◆ **Tekst źródłowy**
((

Grzegorz Adamczyk, zastępca przewodniczącego Zarządu Regionu NSZZ „Solidarność” Śląska Opolskiego.
Będzie pan obchodził święto 1 Maja?
Tak, z całą pewnością.
Nie dołącza pan do grona tych, co bojkotują ten dzień jako święto komunistyczne?
Ogłoszono je na pamiątkę strajku w Chicago w 1886 roku. Komuniści rzeczywiście to święto wypaczyli, zmuszając ludzi do udziału w czynach, marszach i pochodach. To jest przykre, ale nie powinno być powodem, by dnia ludzi pracy nie obchodzić. Dla osób wierzących jest to także dzień poświęcony św. Józefowi Robotnikowi. Ja będę świętował w sanktuarium tego właśnie świętego w Kaliszu. Udaję się tam z pielgrzymką ludzi pracy organizowaną przez „Solidarność”. Chcemy sobie przypomnieć, że praca jest dobrem i podziękować Bogu za to, że ją mamy.

))

◆ **Zadanie pisemne**
Sprawdź, czy stwierdzenia (a), (b) i (c) są zgodne z tekstem źródłowym, i przy każdym odpowiedz „tak” lub „nie”, przytaczając dosłownie rozstrzygający fragment. (a) Rozmówca zamierza obchodzić święto 1 Maja. (b) Święto ogłoszono na pamiątkę strajku w Chicago w 1889 roku. (c) Pielgrzymkę ludzi pracy do Kalisza organizuje „Solidarność”. Wpisy pochodzą z innego źródła niż tekst źródłowy.

◆ **Wyodrębnione wpisy**
((

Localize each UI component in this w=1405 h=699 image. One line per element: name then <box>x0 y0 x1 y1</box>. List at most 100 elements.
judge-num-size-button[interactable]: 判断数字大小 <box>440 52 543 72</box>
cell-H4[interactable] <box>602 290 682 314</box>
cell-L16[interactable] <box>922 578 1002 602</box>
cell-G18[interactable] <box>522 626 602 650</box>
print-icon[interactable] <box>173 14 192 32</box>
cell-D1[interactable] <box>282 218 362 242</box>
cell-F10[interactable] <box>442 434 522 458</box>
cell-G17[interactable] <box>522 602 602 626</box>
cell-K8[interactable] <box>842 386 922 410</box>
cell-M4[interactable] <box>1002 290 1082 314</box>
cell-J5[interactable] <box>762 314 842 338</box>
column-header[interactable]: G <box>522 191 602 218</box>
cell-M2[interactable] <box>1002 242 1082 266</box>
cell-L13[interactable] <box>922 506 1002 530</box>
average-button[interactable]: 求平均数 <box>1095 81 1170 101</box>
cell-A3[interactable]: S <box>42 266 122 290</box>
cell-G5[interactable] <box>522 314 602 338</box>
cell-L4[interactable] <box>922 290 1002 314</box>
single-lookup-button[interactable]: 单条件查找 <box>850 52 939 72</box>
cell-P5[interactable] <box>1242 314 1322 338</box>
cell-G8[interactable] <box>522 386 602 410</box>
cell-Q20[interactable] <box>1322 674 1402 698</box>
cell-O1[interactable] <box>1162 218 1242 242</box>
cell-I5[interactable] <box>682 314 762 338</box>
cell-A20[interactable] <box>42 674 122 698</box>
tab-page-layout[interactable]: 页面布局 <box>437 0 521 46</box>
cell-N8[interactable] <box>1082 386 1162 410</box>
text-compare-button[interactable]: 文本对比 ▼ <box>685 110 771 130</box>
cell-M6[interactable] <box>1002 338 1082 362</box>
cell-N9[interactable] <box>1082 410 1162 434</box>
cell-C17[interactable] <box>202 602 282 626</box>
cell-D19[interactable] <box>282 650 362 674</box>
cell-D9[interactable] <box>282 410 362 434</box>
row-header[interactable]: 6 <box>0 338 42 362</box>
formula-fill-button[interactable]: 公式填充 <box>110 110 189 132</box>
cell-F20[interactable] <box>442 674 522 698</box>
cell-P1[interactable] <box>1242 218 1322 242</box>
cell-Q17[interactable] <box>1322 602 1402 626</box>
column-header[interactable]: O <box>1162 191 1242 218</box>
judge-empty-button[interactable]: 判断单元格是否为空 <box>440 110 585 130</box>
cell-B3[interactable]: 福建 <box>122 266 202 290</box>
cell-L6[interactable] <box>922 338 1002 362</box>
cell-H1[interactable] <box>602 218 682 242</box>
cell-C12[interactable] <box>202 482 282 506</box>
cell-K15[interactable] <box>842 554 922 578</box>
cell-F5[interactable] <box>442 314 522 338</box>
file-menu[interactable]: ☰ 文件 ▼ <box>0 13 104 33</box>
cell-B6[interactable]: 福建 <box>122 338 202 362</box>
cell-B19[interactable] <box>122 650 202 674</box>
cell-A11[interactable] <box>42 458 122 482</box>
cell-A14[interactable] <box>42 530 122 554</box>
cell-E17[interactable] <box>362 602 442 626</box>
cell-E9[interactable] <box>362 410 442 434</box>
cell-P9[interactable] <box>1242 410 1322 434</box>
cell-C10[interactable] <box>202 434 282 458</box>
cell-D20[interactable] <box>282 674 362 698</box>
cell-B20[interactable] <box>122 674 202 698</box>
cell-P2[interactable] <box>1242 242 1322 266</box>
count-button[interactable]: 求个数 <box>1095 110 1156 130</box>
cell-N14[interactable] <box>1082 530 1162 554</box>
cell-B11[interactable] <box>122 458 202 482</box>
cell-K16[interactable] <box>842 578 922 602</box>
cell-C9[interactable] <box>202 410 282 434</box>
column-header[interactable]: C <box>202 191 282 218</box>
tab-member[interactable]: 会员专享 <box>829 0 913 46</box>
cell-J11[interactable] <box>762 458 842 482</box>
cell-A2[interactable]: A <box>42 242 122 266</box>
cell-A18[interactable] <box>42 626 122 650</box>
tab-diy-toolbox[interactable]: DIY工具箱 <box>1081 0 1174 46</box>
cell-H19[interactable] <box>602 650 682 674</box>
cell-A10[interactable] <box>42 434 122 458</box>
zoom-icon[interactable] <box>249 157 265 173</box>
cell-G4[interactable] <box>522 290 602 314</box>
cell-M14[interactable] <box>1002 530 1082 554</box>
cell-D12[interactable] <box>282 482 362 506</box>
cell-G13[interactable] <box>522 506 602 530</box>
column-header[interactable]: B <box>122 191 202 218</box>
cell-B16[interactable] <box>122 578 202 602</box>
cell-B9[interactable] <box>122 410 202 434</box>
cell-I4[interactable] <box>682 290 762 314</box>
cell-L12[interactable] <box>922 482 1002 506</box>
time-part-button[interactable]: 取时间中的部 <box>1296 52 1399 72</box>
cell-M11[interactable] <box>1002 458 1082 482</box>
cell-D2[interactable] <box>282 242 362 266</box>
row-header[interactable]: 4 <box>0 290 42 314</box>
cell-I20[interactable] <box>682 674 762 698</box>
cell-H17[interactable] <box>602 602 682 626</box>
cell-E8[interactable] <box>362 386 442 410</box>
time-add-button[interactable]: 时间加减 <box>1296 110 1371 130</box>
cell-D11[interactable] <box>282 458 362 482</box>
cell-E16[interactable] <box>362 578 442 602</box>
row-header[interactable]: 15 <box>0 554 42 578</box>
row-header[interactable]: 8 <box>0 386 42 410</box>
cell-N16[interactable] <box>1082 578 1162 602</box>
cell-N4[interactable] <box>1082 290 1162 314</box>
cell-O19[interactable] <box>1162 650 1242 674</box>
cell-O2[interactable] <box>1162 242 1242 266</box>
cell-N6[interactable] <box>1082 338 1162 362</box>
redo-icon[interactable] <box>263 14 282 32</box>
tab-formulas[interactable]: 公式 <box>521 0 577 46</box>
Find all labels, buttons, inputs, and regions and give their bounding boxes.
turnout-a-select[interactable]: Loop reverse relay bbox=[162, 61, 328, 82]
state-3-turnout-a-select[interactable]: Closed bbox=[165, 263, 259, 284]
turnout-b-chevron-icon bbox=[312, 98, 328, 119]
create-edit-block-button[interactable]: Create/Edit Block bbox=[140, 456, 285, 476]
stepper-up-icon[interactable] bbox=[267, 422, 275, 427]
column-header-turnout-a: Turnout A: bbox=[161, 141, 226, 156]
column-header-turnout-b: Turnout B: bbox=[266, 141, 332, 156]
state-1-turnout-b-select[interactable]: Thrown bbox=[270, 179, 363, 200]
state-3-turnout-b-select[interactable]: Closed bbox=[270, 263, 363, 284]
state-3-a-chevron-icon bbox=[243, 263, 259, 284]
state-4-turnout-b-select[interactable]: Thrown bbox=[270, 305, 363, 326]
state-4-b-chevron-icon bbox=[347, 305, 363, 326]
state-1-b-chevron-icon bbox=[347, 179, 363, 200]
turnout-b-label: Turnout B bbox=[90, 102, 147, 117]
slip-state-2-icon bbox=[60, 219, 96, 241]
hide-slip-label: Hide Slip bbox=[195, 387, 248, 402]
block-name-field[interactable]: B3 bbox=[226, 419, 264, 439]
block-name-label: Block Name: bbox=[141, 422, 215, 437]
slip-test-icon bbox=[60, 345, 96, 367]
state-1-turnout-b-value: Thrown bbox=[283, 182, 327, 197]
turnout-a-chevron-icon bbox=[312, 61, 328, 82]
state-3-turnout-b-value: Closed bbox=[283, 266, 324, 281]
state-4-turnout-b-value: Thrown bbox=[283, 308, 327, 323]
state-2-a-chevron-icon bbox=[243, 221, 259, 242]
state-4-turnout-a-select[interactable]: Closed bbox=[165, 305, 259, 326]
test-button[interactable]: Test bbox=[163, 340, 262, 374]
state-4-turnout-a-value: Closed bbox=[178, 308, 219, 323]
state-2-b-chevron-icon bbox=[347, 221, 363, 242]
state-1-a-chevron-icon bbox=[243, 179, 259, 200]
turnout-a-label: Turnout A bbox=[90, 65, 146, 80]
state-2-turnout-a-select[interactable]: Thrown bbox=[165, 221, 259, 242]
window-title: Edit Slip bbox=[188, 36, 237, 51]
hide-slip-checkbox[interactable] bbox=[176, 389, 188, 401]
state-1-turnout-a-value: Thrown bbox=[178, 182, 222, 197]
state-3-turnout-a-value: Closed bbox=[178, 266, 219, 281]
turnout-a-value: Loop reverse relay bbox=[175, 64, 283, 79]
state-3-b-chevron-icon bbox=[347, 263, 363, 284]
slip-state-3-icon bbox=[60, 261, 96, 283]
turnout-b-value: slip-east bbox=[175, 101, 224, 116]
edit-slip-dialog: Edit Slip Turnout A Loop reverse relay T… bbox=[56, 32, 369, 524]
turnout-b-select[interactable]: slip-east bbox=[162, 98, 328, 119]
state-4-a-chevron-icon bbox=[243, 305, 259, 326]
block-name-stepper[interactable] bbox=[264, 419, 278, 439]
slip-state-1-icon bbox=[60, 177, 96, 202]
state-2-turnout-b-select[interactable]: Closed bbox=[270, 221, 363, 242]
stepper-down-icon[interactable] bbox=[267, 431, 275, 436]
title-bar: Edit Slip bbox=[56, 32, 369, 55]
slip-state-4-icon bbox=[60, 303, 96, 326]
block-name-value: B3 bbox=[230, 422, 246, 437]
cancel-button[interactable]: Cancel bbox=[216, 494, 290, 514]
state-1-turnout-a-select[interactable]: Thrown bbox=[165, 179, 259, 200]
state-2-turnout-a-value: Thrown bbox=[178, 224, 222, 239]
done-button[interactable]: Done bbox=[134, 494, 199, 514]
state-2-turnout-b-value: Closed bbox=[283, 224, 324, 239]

))

◆ **Odpowiedź pisemna**
(a) Tak: «Tak, z całą pewnością.»
(b) Nie: «Ogłoszono je na pamiątkę strajku w Chicago w 1886 roku.»
(c) Tak: «Udaję się tam z pielgrzymką ludzi pracy organizowaną przez „Solidarność”.»